## TO BE DONE
Write the listing out again, all of it, word for word.
## BEGIN TASK INPUTS
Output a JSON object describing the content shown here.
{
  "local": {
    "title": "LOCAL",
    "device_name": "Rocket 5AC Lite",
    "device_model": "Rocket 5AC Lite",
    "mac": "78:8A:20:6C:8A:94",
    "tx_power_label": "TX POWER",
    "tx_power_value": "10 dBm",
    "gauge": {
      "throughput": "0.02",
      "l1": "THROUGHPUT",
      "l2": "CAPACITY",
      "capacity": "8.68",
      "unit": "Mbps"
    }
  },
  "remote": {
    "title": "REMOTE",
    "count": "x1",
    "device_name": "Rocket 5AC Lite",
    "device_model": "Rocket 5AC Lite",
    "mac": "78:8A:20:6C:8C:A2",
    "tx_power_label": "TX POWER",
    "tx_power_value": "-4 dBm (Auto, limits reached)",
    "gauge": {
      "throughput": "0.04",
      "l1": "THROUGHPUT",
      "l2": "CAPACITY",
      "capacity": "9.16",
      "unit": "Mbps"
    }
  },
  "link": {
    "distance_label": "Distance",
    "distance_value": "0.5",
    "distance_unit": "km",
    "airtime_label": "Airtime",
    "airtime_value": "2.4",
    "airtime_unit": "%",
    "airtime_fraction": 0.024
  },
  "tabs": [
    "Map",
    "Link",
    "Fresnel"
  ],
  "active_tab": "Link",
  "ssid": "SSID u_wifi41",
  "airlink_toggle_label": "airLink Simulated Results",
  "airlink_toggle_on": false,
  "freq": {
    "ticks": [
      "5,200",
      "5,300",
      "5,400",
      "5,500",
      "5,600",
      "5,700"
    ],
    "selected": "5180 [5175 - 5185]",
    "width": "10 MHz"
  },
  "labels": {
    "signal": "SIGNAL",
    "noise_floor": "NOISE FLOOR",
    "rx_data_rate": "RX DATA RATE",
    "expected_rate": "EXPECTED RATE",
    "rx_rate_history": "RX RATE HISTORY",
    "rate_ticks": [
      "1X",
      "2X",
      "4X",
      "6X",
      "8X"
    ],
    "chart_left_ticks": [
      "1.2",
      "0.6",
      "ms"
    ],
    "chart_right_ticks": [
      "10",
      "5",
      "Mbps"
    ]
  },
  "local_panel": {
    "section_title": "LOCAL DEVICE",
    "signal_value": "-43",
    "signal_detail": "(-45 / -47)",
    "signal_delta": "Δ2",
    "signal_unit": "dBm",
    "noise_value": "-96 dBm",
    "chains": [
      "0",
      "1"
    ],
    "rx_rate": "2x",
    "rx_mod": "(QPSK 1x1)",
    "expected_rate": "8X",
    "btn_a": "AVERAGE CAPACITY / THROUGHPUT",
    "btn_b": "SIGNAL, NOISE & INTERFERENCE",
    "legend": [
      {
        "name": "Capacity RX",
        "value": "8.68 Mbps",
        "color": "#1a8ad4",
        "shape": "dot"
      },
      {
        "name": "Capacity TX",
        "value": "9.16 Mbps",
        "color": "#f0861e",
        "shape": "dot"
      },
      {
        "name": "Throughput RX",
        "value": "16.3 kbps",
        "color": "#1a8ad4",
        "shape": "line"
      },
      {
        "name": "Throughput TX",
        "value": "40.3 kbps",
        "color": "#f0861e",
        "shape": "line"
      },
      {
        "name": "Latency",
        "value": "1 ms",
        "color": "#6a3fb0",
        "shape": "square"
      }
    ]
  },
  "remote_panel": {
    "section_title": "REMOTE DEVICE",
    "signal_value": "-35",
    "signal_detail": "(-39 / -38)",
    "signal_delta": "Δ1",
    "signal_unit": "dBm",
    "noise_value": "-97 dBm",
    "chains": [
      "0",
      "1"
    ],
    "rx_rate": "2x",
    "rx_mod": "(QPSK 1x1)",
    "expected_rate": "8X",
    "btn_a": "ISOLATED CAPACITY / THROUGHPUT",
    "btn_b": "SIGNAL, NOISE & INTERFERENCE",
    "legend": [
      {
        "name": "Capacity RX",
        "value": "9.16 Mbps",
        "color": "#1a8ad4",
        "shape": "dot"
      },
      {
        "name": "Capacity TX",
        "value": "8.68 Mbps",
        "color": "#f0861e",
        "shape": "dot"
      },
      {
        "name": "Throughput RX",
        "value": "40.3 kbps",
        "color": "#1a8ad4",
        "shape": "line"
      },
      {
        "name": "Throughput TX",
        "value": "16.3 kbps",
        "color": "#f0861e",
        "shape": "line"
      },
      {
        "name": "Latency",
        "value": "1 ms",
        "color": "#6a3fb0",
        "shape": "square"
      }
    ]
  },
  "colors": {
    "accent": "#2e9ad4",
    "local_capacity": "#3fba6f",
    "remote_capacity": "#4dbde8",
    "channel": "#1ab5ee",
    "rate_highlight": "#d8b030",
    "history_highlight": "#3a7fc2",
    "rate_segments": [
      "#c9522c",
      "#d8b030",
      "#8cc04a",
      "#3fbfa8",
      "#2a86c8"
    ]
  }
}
## END TASK INPUTS
## OUTPUT BELOW
Output a JSON object describing the content shown here.
{
  "local": {
    "title": "LOCAL",
    "device_name": "Rocket 5AC Lite",
    "device_model": "Rocket 5AC Lite",
    "mac": "78:8A:20:6C:8A:94",
    "tx_power_label": "TX POWER",
    "tx_power_value": "10 dBm",
    "gauge": {
      "throughput": "0.02",
      "l1": "THROUGHPUT",
      "l2": "CAPACITY",
      "capacity": "8.68",
      "unit": "Mbps"
    }
  },
  "remote": {
    "title": "REMOTE",
    "count": "x1",
    "device_name": "Rocket 5AC Lite",
    "device_model": "Rocket 5AC Lite",
    "mac": "78:8A:20:6C:8C:A2",
    "tx_power_label": "TX POWER",
    "tx_power_value": "-4 dBm (Auto, limits reached)",
    "gauge": {
      "throughput": "0.04",
      "l1": "THROUGHPUT",
      "l2": "CAPACITY",
      "capacity": "9.16",
      "unit": "Mbps"
    }
  },
  "link": {
    "distance_label": "Distance",
    "distance_value": "0.5",
    "distance_unit": "km",
    "airtime_label": "Airtime",
    "airtime_value": "2.4",
    "airtime_unit": "%",
    "airtime_fraction": 0.024
  },
  "tabs": [
    "Map",
    "Link",
    "Fresnel"
  ],
  "active_tab": "Link",
  "ssid": "SSID u_wifi41",
  "airlink_toggle_label": "airLink Simulated Results",
  "airlink_toggle_on": false,
  "freq": {
    "ticks": [
      "5,200",
      "5,300",
      "5,400",
      "5,500",
      "5,600",
      "5,700"
    ],
    "selected": "5180 [5175 - 5185]",
    "width": "10 MHz"
  },
  "labels": {
    "signal": "SIGNAL",
    "noise_floor": "NOISE FLOOR",
    "rx_data_rate": "RX DATA RATE",
    "expected_rate": "EXPECTED RATE",
    "rx_rate_history": "RX RATE HISTORY",
    "rate_ticks": [
      "1X",
      "2X",
      "4X",
      "6X",
      "8X"
    ],
    "chart_left_ticks": [
      "1.2",
      "0.6",
      "ms"
    ],
    "chart_right_ticks": [
      "10",
      "5",
      "Mbps"
    ]
  },
  "local_panel": {
    "section_title": "LOCAL DEVICE",
    "signal_value": "-43",
    "signal_detail": "(-45 / -47)",
    "signal_delta": "Δ2",
    "signal_unit": "dBm",
    "noise_value": "-96 dBm",
    "chains": [
      "0",
      "1"
    ],
    "rx_rate": "2x",
    "rx_mod": "(QPSK 1x1)",
    "expected_rate": "8X",
    "btn_a": "AVERAGE CAPACITY / THROUGHPUT",
    "btn_b": "SIGNAL, NOISE & INTERFERENCE",
    "legend": [
      {
        "name": "Capacity RX",
        "value": "8.68 Mbps",
        "color": "#1a8ad4",
        "shape": "dot"
      },
      {
        "name": "Capacity TX",
        "value": "9.16 Mbps",
        "color": "#f0861e",
        "shape": "dot"
      },
      {
        "name": "Throughput RX",
        "value": "16.3 kbps",
        "color": "#1a8ad4",
        "shape": "line"
      },
      {
        "name": "Throughput TX",
        "value": "40.3 kbps",
        "color": "#f0861e",
        "shape": "line"
      },
      {
        "name": "Latency",
        "value": "1 ms",
        "color": "#6a3fb0",
        "shape": "square"
      }
    ]
  },
  "remote_panel": {
    "section_title": "REMOTE DEVICE",
    "signal_value": "-35",
    "signal_detail": "(-39 / -38)",
    "signal_delta": "Δ1",
    "signal_unit": "dBm",
    "noise_value": "-97 dBm",
    "chains": [
      "0",
      "1"
    ],
    "rx_rate": "2x",
    "rx_mod": "(QPSK 1x1)",
    "expected_rate": "8X",
    "btn_a": "ISOLATED CAPACITY / THROUGHPUT",
    "btn_b": "SIGNAL, NOISE & INTERFERENCE",
    "legend": [
      {
        "name": "Capacity RX",
        "value": "9.16 Mbps",
        "color": "#1a8ad4",
        "shape": "dot"
      },
      {
        "name": "Capacity TX",
        "value": "8.68 Mbps",
        "color": "#f0861e",
        "shape": "dot"
      },
      {
        "name": "Throughput RX",
        "value": "40.3 kbps",
        "color": "#1a8ad4",
        "shape": "line"
      },
      {
        "name": "Throughput TX",
        "value": "16.3 kbps",
        "color": "#f0861e",
        "shape": "line"
      },
      {
        "name": "Latency",
        "value": "1 ms",
        "color": "#6a3fb0",
        "shape": "square"
      }
    ]
  },
  "colors": {
    "accent": "#2e9ad4",
    "local_capacity": "#3fba6f",
    "remote_capacity": "#4dbde8",
    "channel": "#1ab5ee",
    "rate_highlight": "#d8b030",
    "history_highlight": "#3a7fc2",
    "rate_segments": [
      "#c9522c",
      "#d8b030",
      "#8cc04a",
      "#3fbfa8",
      "#2a86c8"
    ]
  }
}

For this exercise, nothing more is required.